"""

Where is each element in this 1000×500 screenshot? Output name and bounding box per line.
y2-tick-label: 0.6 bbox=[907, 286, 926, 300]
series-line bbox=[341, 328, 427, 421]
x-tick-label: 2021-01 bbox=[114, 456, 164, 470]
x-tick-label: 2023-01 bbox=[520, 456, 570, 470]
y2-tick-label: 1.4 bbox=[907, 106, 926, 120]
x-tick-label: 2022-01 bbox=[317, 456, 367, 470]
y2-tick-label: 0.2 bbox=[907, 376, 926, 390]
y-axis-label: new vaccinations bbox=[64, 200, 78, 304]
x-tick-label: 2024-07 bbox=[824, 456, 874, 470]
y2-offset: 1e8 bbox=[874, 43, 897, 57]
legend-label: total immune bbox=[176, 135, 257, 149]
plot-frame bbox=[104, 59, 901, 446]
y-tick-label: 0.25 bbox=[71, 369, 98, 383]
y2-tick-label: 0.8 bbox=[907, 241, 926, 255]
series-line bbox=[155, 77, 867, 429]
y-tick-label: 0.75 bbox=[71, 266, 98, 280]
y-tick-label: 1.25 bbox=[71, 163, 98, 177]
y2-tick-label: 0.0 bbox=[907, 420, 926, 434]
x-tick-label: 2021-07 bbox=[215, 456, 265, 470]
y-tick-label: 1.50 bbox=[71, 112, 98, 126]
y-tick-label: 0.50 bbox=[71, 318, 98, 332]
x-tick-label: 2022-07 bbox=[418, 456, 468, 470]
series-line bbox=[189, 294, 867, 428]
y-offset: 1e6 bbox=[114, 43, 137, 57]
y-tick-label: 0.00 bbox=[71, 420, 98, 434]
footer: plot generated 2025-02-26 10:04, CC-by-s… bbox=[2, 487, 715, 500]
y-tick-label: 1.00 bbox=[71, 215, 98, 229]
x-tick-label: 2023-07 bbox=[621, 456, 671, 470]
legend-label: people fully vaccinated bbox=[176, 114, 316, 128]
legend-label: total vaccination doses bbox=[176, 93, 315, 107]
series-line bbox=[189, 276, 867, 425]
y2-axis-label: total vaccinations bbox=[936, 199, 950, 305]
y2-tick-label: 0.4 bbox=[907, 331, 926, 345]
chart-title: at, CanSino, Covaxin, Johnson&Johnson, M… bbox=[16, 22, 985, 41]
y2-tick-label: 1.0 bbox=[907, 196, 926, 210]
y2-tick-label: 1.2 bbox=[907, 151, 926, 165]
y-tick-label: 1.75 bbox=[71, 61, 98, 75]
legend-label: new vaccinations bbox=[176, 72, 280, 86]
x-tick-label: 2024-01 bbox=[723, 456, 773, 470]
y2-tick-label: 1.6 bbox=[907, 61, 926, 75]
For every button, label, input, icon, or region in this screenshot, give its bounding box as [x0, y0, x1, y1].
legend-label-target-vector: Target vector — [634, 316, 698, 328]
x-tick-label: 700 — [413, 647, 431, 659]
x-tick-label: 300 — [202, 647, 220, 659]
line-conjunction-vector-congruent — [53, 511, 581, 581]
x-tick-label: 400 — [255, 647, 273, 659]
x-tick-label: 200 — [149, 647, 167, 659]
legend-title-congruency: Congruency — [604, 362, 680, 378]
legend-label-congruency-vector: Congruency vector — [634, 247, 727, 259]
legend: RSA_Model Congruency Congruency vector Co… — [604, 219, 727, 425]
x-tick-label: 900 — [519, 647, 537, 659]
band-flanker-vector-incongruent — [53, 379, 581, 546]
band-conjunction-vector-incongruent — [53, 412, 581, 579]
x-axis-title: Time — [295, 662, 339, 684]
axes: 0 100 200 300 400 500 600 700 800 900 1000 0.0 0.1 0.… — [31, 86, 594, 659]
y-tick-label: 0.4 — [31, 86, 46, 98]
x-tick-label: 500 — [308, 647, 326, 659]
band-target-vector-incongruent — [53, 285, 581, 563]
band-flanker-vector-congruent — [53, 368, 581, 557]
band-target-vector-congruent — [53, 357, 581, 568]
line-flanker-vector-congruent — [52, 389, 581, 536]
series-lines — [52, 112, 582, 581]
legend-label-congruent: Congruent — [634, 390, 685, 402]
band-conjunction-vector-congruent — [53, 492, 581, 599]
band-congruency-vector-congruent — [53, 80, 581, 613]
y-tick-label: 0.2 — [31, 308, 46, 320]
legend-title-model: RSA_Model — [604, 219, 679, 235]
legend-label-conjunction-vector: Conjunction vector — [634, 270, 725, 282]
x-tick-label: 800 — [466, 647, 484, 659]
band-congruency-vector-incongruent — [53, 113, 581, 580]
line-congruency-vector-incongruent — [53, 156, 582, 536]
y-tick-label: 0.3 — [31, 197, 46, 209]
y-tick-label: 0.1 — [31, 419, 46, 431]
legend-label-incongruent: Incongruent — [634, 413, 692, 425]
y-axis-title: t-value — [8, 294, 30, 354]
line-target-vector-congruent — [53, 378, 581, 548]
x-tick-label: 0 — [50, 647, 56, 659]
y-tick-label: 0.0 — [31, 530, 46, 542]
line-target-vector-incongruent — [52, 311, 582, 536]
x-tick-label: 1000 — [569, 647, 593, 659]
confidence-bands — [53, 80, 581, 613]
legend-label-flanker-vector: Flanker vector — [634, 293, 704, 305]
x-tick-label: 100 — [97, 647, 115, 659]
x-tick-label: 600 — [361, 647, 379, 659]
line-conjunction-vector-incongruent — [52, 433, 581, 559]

"""

__GOAL__: Copy out all of the lines above, character for character, in the same order.

__REPLY__:
Where is each element in this 1000×500 screenshot? Output name and bounding box per line.
y2-tick-label: 0.6 bbox=[907, 286, 926, 300]
series-line bbox=[341, 328, 427, 421]
x-tick-label: 2021-01 bbox=[114, 456, 164, 470]
x-tick-label: 2023-01 bbox=[520, 456, 570, 470]
y2-tick-label: 1.4 bbox=[907, 106, 926, 120]
x-tick-label: 2022-01 bbox=[317, 456, 367, 470]
y2-tick-label: 0.2 bbox=[907, 376, 926, 390]
y-axis-label: new vaccinations bbox=[64, 200, 78, 304]
x-tick-label: 2024-07 bbox=[824, 456, 874, 470]
y2-offset: 1e8 bbox=[874, 43, 897, 57]
legend-label: total immune bbox=[176, 135, 257, 149]
plot-frame bbox=[104, 59, 901, 446]
y-tick-label: 0.25 bbox=[71, 369, 98, 383]
y2-tick-label: 0.8 bbox=[907, 241, 926, 255]
series-line bbox=[155, 77, 867, 429]
y-tick-label: 0.75 bbox=[71, 266, 98, 280]
y-tick-label: 1.25 bbox=[71, 163, 98, 177]
y2-tick-label: 0.0 bbox=[907, 420, 926, 434]
x-tick-label: 2021-07 bbox=[215, 456, 265, 470]
y-tick-label: 1.50 bbox=[71, 112, 98, 126]
y-tick-label: 0.50 bbox=[71, 318, 98, 332]
x-tick-label: 2022-07 bbox=[418, 456, 468, 470]
series-line bbox=[189, 294, 867, 428]
y-offset: 1e6 bbox=[114, 43, 137, 57]
y-tick-label: 0.00 bbox=[71, 420, 98, 434]
footer: plot generated 2025-02-26 10:04, CC-by-s… bbox=[2, 487, 715, 500]
y-tick-label: 1.00 bbox=[71, 215, 98, 229]
x-tick-label: 2023-07 bbox=[621, 456, 671, 470]
legend-label: people fully vaccinated bbox=[176, 114, 316, 128]
legend-label: total vaccination doses bbox=[176, 93, 315, 107]
series-line bbox=[189, 276, 867, 425]
y2-axis-label: total vaccinations bbox=[936, 199, 950, 305]
y2-tick-label: 0.4 bbox=[907, 331, 926, 345]
chart-title: at, CanSino, Covaxin, Johnson&Johnson, M… bbox=[16, 22, 985, 41]
y2-tick-label: 1.0 bbox=[907, 196, 926, 210]
y2-tick-label: 1.2 bbox=[907, 151, 926, 165]
y-tick-label: 1.75 bbox=[71, 61, 98, 75]
legend-label: new vaccinations bbox=[176, 72, 280, 86]
x-tick-label: 2024-01 bbox=[723, 456, 773, 470]
y2-tick-label: 1.6 bbox=[907, 61, 926, 75]
For every button, label, input, icon, or region in this screenshot, give its bounding box as [x0, y0, x1, y1].
legend-label-target-vector: Target vector — [634, 316, 698, 328]
x-tick-label: 700 — [413, 647, 431, 659]
x-tick-label: 300 — [202, 647, 220, 659]
line-conjunction-vector-congruent — [53, 511, 581, 581]
x-tick-label: 400 — [255, 647, 273, 659]
x-tick-label: 200 — [149, 647, 167, 659]
legend-title-congruency: Congruency — [604, 362, 680, 378]
legend-label-congruency-vector: Congruency vector — [634, 247, 727, 259]
legend: RSA_Model Congruency Congruency vector Co… — [604, 219, 727, 425]
x-tick-label: 900 — [519, 647, 537, 659]
band-flanker-vector-incongruent — [53, 379, 581, 546]
band-conjunction-vector-incongruent — [53, 412, 581, 579]
x-axis-title: Time — [295, 662, 339, 684]
axes: 0 100 200 300 400 500 600 700 800 900 1000 0.0 0.1 0.… — [31, 86, 594, 659]
y-tick-label: 0.4 — [31, 86, 46, 98]
x-tick-label: 500 — [308, 647, 326, 659]
band-target-vector-incongruent — [53, 285, 581, 563]
band-flanker-vector-congruent — [53, 368, 581, 557]
band-target-vector-congruent — [53, 357, 581, 568]
line-flanker-vector-congruent — [52, 389, 581, 536]
series-lines — [52, 112, 582, 581]
legend-label-congruent: Congruent — [634, 390, 685, 402]
band-conjunction-vector-congruent — [53, 492, 581, 599]
band-congruency-vector-congruent — [53, 80, 581, 613]
y-tick-label: 0.2 — [31, 308, 46, 320]
legend-title-model: RSA_Model — [604, 219, 679, 235]
legend-label-conjunction-vector: Conjunction vector — [634, 270, 725, 282]
x-tick-label: 800 — [466, 647, 484, 659]
band-congruency-vector-incongruent — [53, 113, 581, 580]
line-congruency-vector-incongruent — [53, 156, 582, 536]
y-tick-label: 0.3 — [31, 197, 46, 209]
y-tick-label: 0.1 — [31, 419, 46, 431]
legend-label-incongruent: Incongruent — [634, 413, 692, 425]
y-axis-title: t-value — [8, 294, 30, 354]
line-target-vector-congruent — [53, 378, 581, 548]
x-tick-label: 0 — [50, 647, 56, 659]
y-tick-label: 0.0 — [31, 530, 46, 542]
line-target-vector-incongruent — [52, 311, 582, 536]
x-tick-label: 1000 — [569, 647, 593, 659]
confidence-bands — [53, 80, 581, 613]
legend-label-flanker-vector: Flanker vector — [634, 293, 704, 305]
x-tick-label: 100 — [97, 647, 115, 659]
x-tick-label: 600 — [361, 647, 379, 659]
line-conjunction-vector-incongruent — [52, 433, 581, 559]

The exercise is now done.